**ENTRIES PROVIDED**:
::::::

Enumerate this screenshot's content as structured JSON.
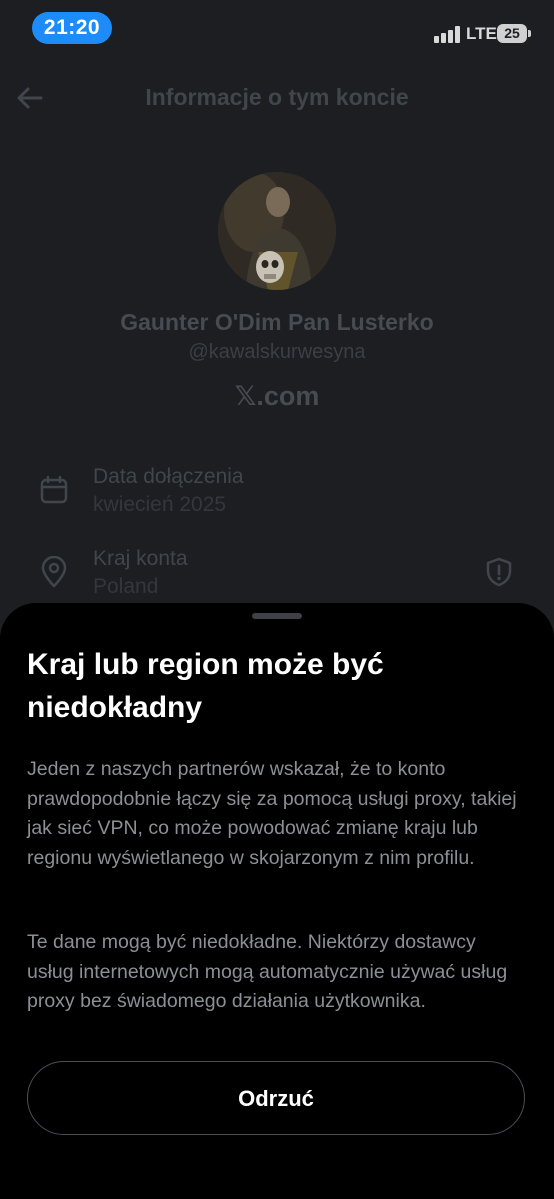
{
  "status_bar": {
    "time": "21:20",
    "network": "LTE",
    "battery": "25"
  },
  "header": {
    "title": "Informacje o tym koncie",
    "back_icon": "arrow-left-icon"
  },
  "profile": {
    "name": "Gaunter O'Dim Pan Lusterko",
    "handle": "@kawalskurwesyna",
    "platform": "𝕏.com"
  },
  "details": [
    {
      "icon": "calendar-icon",
      "label": "Data dołączenia",
      "value": "kwiecień 2025"
    },
    {
      "icon": "location-pin-icon",
      "label": "Kraj konta",
      "value": "Poland",
      "trailing_icon": "shield-alert-icon"
    }
  ],
  "sheet": {
    "title": "Kraj lub region może być niedokładny",
    "paragraph_1": "Jeden z naszych partnerów wskazał, że to konto prawdopodobnie łączy się za pomocą usługi proxy, takiej jak sieć VPN, co może powodować zmianę kraju lub regionu wyświetlanego w skojarzonym z nim profilu.",
    "paragraph_2": "Te dane mogą być niedokładne. Niektórzy dostawcy usług internetowych mogą automatycznie używać usług proxy bez świadomego działania użytkownika.",
    "dismiss_label": "Odrzuć"
  },
  "colors": {
    "accent": "#1d8cf8",
    "background": "#1c1e22",
    "sheet": "#000000"
  }
}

::::::

**WORK INSTRUCTIONS**:
Copy out every line in the entries above that holds "proxy".

**REPLY TO THE EXERCISE**:
    "paragraph_1": "Jeden z naszych partnerów wskazał, że to konto prawdopodobnie łączy się za pomocą usługi proxy, takiej jak sieć VPN, co może powodować zmianę kraju lub regionu wyświetlanego w skojarzonym z nim profilu.",
    "paragraph_2": "Te dane mogą być niedokładne. Niektórzy dostawcy usług internetowych mogą automatycznie używać usług proxy bez świadomego działania użytkownika.",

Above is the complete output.